### STATED GOAL
Please quote the items below line for line, leaving out the pictures.

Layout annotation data
══════════════════════════════
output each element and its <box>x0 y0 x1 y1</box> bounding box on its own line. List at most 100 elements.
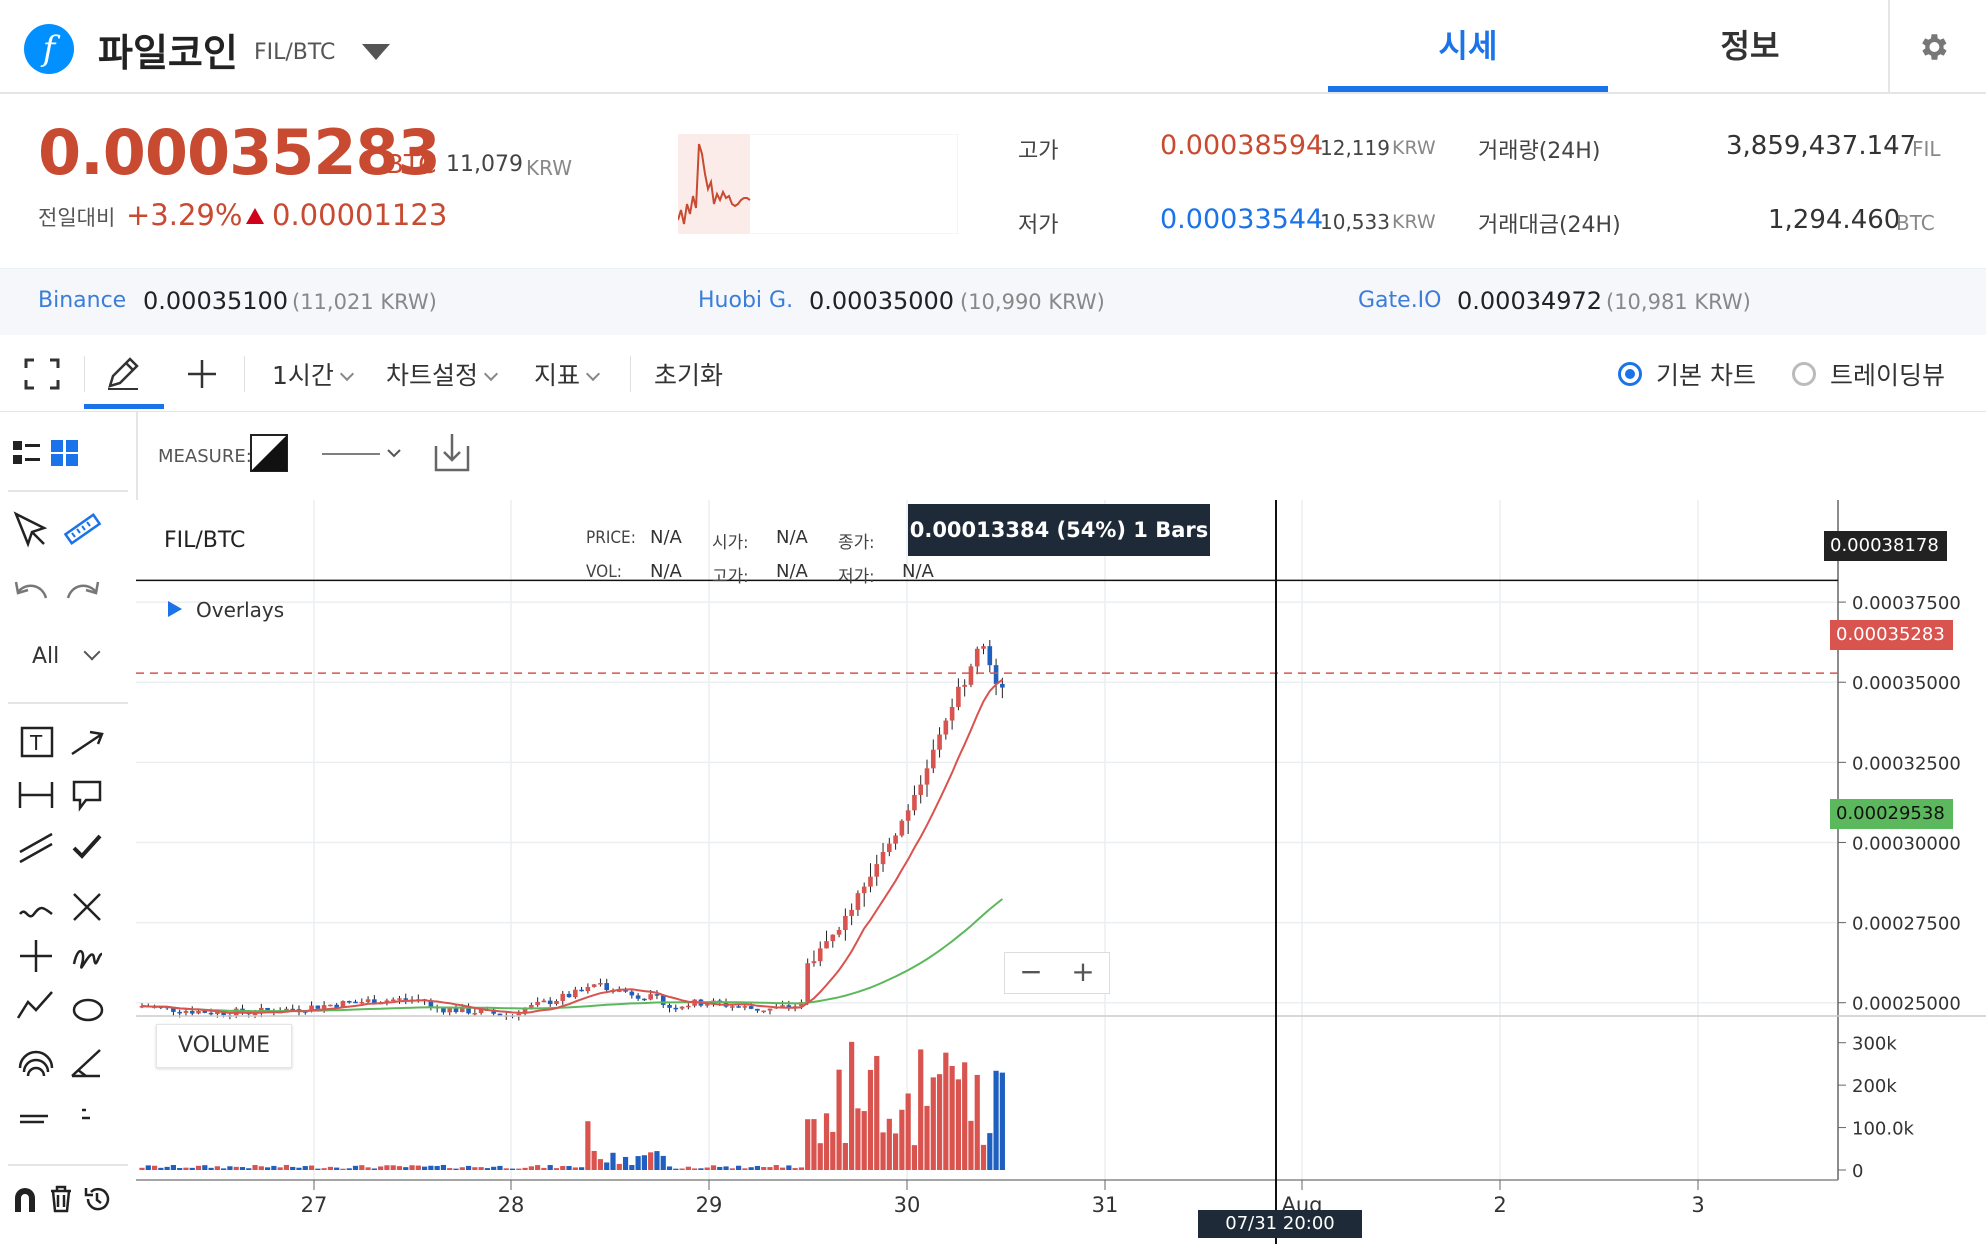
overlays-toggle[interactable]: Overlays <box>196 598 285 622</box>
candle-body <box>459 1006 465 1013</box>
volume-bar <box>886 1118 892 1170</box>
candle-body <box>742 1006 748 1008</box>
reset-button[interactable]: 초기화 <box>654 361 724 390</box>
settings-button[interactable] <box>1888 0 1986 92</box>
tab-price[interactable]: 시세 <box>1438 27 1498 65</box>
volume-bar <box>265 1167 271 1170</box>
volume-bar <box>980 1144 987 1170</box>
volume-bar <box>968 1120 974 1170</box>
ma-price-tag: 0.00029538 <box>1830 799 1953 829</box>
interval-dropdown[interactable]: 1시간 <box>272 356 354 392</box>
candle-body <box>937 734 942 750</box>
vol-tick-label: 200k <box>1852 1076 1897 1097</box>
volume-bar <box>861 1111 867 1170</box>
volume-bar <box>302 1166 308 1170</box>
tab-info[interactable]: 정보 <box>1720 27 1780 65</box>
redo-icon[interactable] <box>62 574 102 604</box>
candle-body <box>654 994 660 996</box>
volume-bar <box>924 1105 930 1170</box>
expand-triangle-icon[interactable] <box>168 601 182 617</box>
trash-icon[interactable] <box>46 1184 76 1214</box>
crosshair-add-icon[interactable] <box>186 358 218 390</box>
legend-vol-value: N/A <box>650 561 682 582</box>
grid-view-icon[interactable] <box>50 438 80 468</box>
volume-panel-label[interactable]: VOLUME <box>156 1024 292 1068</box>
volume-bar <box>779 1167 786 1170</box>
candle-body <box>441 1008 446 1013</box>
exchange-price: 0.00034972 <box>1457 287 1603 315</box>
volume-bar <box>327 1166 333 1170</box>
top-header <box>0 0 1986 94</box>
chart-settings-dropdown[interactable]: 차트설정 <box>386 356 499 392</box>
volume-bar <box>786 1165 792 1170</box>
y-tick-label: 0.00032500 <box>1852 753 1961 774</box>
volume-bar <box>459 1167 465 1170</box>
candle-body <box>221 1011 226 1016</box>
exchange-name[interactable]: Gate.IO <box>1358 288 1442 313</box>
zoom-out-button[interactable]: − <box>1019 955 1043 988</box>
volume-bar <box>849 1041 855 1170</box>
chart-grid <box>136 500 1986 1244</box>
exchange-price: 0.00035000 <box>809 287 955 315</box>
volume-bar <box>158 1167 164 1170</box>
chart-bg <box>136 500 1986 1244</box>
volume-bar <box>396 1166 403 1170</box>
volume-bar <box>453 1168 459 1170</box>
list-view-icon[interactable] <box>12 438 42 468</box>
volume-bar <box>139 1167 145 1170</box>
volume-bar <box>742 1168 748 1170</box>
candle-body <box>535 1001 540 1006</box>
history-icon[interactable] <box>82 1184 112 1214</box>
candle-body <box>912 794 917 811</box>
fullscreen-icon[interactable] <box>24 358 60 390</box>
candle-body <box>642 998 647 1001</box>
volume-bar <box>221 1168 227 1170</box>
candle-body <box>987 646 993 666</box>
legend-close-key: 종가: <box>838 533 875 553</box>
volume-bar <box>352 1165 359 1170</box>
pencil-icon[interactable] <box>104 354 142 392</box>
volume-label: 거래량(24H) <box>1478 139 1601 164</box>
volume-bar <box>830 1131 836 1170</box>
zoom-in-button[interactable]: + <box>1071 955 1095 988</box>
undo-icon[interactable] <box>12 574 52 604</box>
tool-filter-label[interactable]: All <box>32 644 60 669</box>
volume-bar <box>164 1166 170 1170</box>
candle-body <box>472 1013 478 1015</box>
candle-body <box>924 768 930 785</box>
candle-body <box>824 941 829 949</box>
volume-bar <box>214 1166 220 1170</box>
volume-bar <box>704 1167 710 1170</box>
line-style-dropdown[interactable] <box>320 442 406 466</box>
exchange-name[interactable]: Huobi G. <box>698 288 794 313</box>
tradingview-label[interactable]: 트레이딩뷰 <box>1830 361 1946 390</box>
volume-bar <box>484 1168 490 1170</box>
chevron-down-icon <box>483 366 499 382</box>
candle-body <box>704 1004 710 1006</box>
candle-body <box>667 1004 672 1008</box>
candle-body <box>1000 683 1005 688</box>
select-cursor-icon[interactable] <box>12 510 52 550</box>
exchange-krw: (10,990 KRW) <box>960 290 1105 314</box>
basic-chart-radio[interactable] <box>1618 362 1642 386</box>
tradingview-radio[interactable] <box>1792 362 1816 386</box>
turnover-label: 거래대금(24H) <box>1478 213 1621 238</box>
indicators-dropdown[interactable]: 지표 <box>534 356 601 392</box>
basic-chart-label[interactable]: 기본 차트 <box>1656 361 1756 390</box>
volume-bar <box>340 1168 346 1170</box>
ruler-icon[interactable] <box>62 510 102 550</box>
candle-body <box>686 1005 691 1008</box>
magnet-icon[interactable] <box>10 1184 40 1214</box>
candle-body <box>447 1007 453 1013</box>
legend-price-key: PRICE: <box>586 528 636 548</box>
candle-body <box>805 963 810 1003</box>
download-icon[interactable] <box>432 430 472 474</box>
candle-body <box>252 1013 258 1016</box>
candlestick-chart[interactable]: 0.00025000 0.00027500 0.00030000 0.00032500… <box>136 500 1986 1244</box>
volume-bar <box>465 1165 472 1170</box>
x-tick-label: 2 <box>1493 1193 1506 1217</box>
measure-color-swatch[interactable] <box>250 434 288 472</box>
gear-icon[interactable] <box>1916 30 1950 64</box>
exchange-name[interactable]: Binance <box>38 288 127 313</box>
coin-select-caret-icon[interactable] <box>362 44 390 60</box>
══════════════════════════════
### TASK RESPONSE
output each element and its <box>x0 y0 x1 y1</box> bounding box on its own line. List at most 100 elements.
overlays-toggle[interactable]: Overlays <box>196 598 285 622</box>
candle-body <box>459 1006 465 1013</box>
volume-bar <box>886 1118 892 1170</box>
candle-body <box>742 1006 748 1008</box>
reset-button[interactable]: 초기화 <box>654 361 724 390</box>
settings-button[interactable] <box>1888 0 1986 92</box>
tab-price[interactable]: 시세 <box>1438 27 1498 65</box>
volume-bar <box>265 1167 271 1170</box>
volume-bar <box>980 1144 987 1170</box>
volume-bar <box>968 1120 974 1170</box>
ma-price-tag: 0.00029538 <box>1830 799 1953 829</box>
interval-dropdown[interactable]: 1시간 <box>272 356 354 392</box>
candle-body <box>937 734 942 750</box>
vol-tick-label: 200k <box>1852 1076 1897 1097</box>
volume-bar <box>861 1111 867 1170</box>
volume-bar <box>302 1166 308 1170</box>
tab-info[interactable]: 정보 <box>1720 27 1780 65</box>
redo-icon[interactable] <box>62 574 102 604</box>
candle-body <box>654 994 660 996</box>
volume-bar <box>924 1105 930 1170</box>
expand-triangle-icon[interactable] <box>168 601 182 617</box>
trash-icon[interactable] <box>46 1184 76 1214</box>
crosshair-add-icon[interactable] <box>186 358 218 390</box>
legend-vol-value: N/A <box>650 561 682 582</box>
grid-view-icon[interactable] <box>50 438 80 468</box>
volume-panel-label[interactable]: VOLUME <box>156 1024 292 1068</box>
volume-bar <box>779 1167 786 1170</box>
candle-body <box>441 1008 446 1013</box>
exchange-price: 0.00034972 <box>1457 287 1603 315</box>
volume-bar <box>327 1166 333 1170</box>
top-header <box>0 0 1986 94</box>
chart-settings-dropdown[interactable]: 차트설정 <box>386 356 499 392</box>
volume-bar <box>786 1165 792 1170</box>
y-tick-label: 0.00032500 <box>1852 753 1961 774</box>
volume-bar <box>459 1167 465 1170</box>
candle-body <box>221 1011 226 1016</box>
exchange-name[interactable]: Gate.IO <box>1358 288 1442 313</box>
zoom-out-button[interactable]: − <box>1019 955 1043 988</box>
volume-bar <box>849 1041 855 1170</box>
chart-grid <box>136 500 1986 1244</box>
exchange-price: 0.00035000 <box>809 287 955 315</box>
volume-bar <box>158 1167 164 1170</box>
chart-bg <box>136 500 1986 1244</box>
volume-bar <box>396 1166 403 1170</box>
volume-bar <box>453 1168 459 1170</box>
list-view-icon[interactable] <box>12 438 42 468</box>
volume-bar <box>139 1167 145 1170</box>
volume-bar <box>742 1168 748 1170</box>
candle-body <box>535 1001 540 1006</box>
history-icon[interactable] <box>82 1184 112 1214</box>
candle-body <box>912 794 917 811</box>
fullscreen-icon[interactable] <box>24 358 60 390</box>
candle-body <box>642 998 647 1001</box>
volume-bar <box>221 1168 227 1170</box>
candle-body <box>987 646 993 666</box>
legend-close-key: 종가: <box>838 533 875 553</box>
volume-bar <box>352 1165 359 1170</box>
pencil-icon[interactable] <box>104 354 142 392</box>
volume-label: 거래량(24H) <box>1478 139 1601 164</box>
volume-bar <box>830 1131 836 1170</box>
zoom-in-button[interactable]: + <box>1071 955 1095 988</box>
undo-icon[interactable] <box>12 574 52 604</box>
tool-filter-label[interactable]: All <box>32 644 60 669</box>
volume-bar <box>164 1166 170 1170</box>
candle-body <box>472 1013 478 1015</box>
candle-body <box>924 768 930 785</box>
candle-body <box>824 941 829 949</box>
volume-bar <box>214 1166 220 1170</box>
volume-bar <box>704 1167 710 1170</box>
line-style-dropdown[interactable] <box>320 442 406 466</box>
exchange-name[interactable]: Huobi G. <box>698 288 794 313</box>
tradingview-label[interactable]: 트레이딩뷰 <box>1830 361 1946 390</box>
volume-bar <box>484 1168 490 1170</box>
chevron-down-icon <box>483 366 499 382</box>
candle-body <box>704 1004 710 1006</box>
candle-body <box>667 1004 672 1008</box>
candle-body <box>1000 683 1005 688</box>
select-cursor-icon[interactable] <box>12 510 52 550</box>
exchange-krw: (10,990 KRW) <box>960 290 1105 314</box>
basic-chart-radio[interactable] <box>1618 362 1642 386</box>
tradingview-radio[interactable] <box>1792 362 1816 386</box>
turnover-label: 거래대금(24H) <box>1478 213 1621 238</box>
indicators-dropdown[interactable]: 지표 <box>534 356 601 392</box>
basic-chart-label[interactable]: 기본 차트 <box>1656 361 1756 390</box>
volume-bar <box>340 1168 346 1170</box>
ruler-icon[interactable] <box>62 510 102 550</box>
candle-body <box>686 1005 691 1008</box>
magnet-icon[interactable] <box>10 1184 40 1214</box>
candle-body <box>447 1007 453 1013</box>
legend-price-key: PRICE: <box>586 528 636 548</box>
candle-body <box>805 963 810 1003</box>
download-icon[interactable] <box>432 430 472 474</box>
candle-body <box>252 1013 258 1016</box>
candlestick-chart[interactable]: 0.00025000 0.00027500 0.00030000 0.00032500… <box>136 500 1986 1244</box>
volume-bar <box>465 1165 472 1170</box>
x-tick-label: 2 <box>1493 1193 1506 1217</box>
measure-color-swatch[interactable] <box>250 434 288 472</box>
gear-icon[interactable] <box>1916 30 1950 64</box>
exchange-name[interactable]: Binance <box>38 288 127 313</box>
coin-select-caret-icon[interactable] <box>362 44 390 60</box>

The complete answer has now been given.